> [EXERCISE GOAL]: State how many lines in the listing below include the word "pivot", and add nothing besides the number.

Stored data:

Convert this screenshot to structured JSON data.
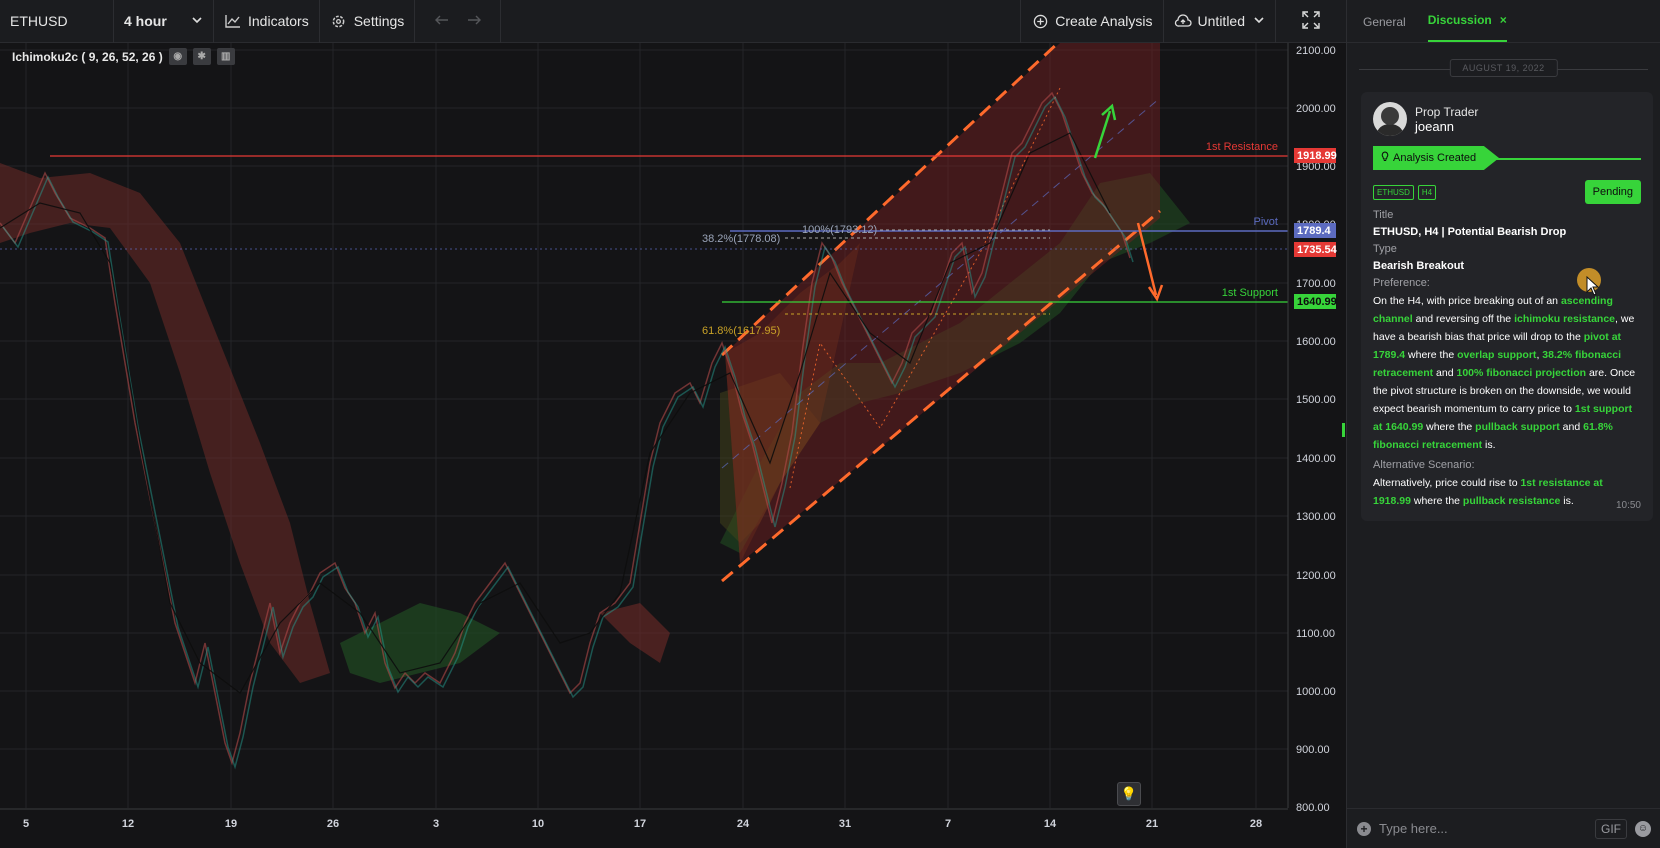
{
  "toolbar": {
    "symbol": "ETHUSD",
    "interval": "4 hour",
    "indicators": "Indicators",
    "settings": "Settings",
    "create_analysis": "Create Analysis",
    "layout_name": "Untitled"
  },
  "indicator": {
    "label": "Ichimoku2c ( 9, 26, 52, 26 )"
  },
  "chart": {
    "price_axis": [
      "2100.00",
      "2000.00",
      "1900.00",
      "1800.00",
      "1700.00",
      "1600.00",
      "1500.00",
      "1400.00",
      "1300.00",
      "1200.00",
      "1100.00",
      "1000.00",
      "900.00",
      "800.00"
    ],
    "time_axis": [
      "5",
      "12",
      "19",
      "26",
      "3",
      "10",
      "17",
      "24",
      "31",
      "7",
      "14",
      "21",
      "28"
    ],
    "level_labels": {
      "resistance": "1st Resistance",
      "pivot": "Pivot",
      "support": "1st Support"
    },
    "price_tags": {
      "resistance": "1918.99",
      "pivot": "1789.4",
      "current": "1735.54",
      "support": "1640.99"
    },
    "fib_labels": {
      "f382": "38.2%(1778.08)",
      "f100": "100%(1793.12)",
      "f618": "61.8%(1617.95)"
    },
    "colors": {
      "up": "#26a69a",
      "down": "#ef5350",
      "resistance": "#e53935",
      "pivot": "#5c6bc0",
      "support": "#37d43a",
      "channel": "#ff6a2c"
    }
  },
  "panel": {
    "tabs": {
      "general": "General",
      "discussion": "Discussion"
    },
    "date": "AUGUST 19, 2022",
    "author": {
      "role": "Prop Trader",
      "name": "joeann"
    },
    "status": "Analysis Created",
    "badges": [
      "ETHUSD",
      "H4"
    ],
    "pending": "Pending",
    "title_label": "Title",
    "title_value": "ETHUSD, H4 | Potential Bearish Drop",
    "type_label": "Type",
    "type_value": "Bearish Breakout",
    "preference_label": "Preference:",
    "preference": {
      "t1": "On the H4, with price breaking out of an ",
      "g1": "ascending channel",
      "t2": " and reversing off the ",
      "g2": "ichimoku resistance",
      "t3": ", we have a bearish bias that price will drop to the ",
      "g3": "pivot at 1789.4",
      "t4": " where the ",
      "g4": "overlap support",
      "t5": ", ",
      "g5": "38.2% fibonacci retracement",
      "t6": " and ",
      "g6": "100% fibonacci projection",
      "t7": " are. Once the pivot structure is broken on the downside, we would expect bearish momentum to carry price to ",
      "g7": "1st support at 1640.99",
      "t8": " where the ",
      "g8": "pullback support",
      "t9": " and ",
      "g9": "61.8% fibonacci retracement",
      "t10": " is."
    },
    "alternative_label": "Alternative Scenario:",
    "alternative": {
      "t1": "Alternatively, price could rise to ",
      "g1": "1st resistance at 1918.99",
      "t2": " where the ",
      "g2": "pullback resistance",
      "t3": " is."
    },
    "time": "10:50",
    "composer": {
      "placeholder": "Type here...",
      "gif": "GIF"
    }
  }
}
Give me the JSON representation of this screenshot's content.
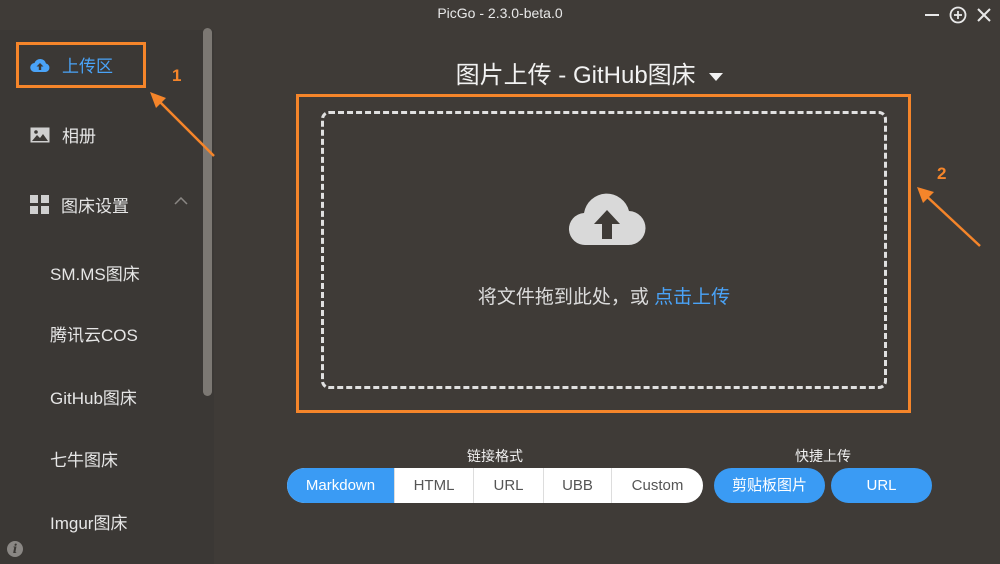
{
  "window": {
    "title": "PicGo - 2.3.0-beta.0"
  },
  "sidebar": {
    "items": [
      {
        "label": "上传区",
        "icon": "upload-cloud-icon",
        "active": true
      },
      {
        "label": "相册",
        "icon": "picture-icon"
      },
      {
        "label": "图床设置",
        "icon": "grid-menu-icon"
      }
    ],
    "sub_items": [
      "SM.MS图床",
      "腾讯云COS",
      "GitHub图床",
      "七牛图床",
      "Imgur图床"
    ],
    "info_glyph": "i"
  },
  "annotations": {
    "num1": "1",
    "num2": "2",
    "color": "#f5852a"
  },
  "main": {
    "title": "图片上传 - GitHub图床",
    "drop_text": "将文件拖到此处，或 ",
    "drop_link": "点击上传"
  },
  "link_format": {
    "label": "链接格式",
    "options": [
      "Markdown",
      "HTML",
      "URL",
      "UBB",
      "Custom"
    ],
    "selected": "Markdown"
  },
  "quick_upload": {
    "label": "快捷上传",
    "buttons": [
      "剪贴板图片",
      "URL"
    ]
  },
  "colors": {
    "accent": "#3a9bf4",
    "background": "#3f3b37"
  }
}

> [THE RESPONSE]: 5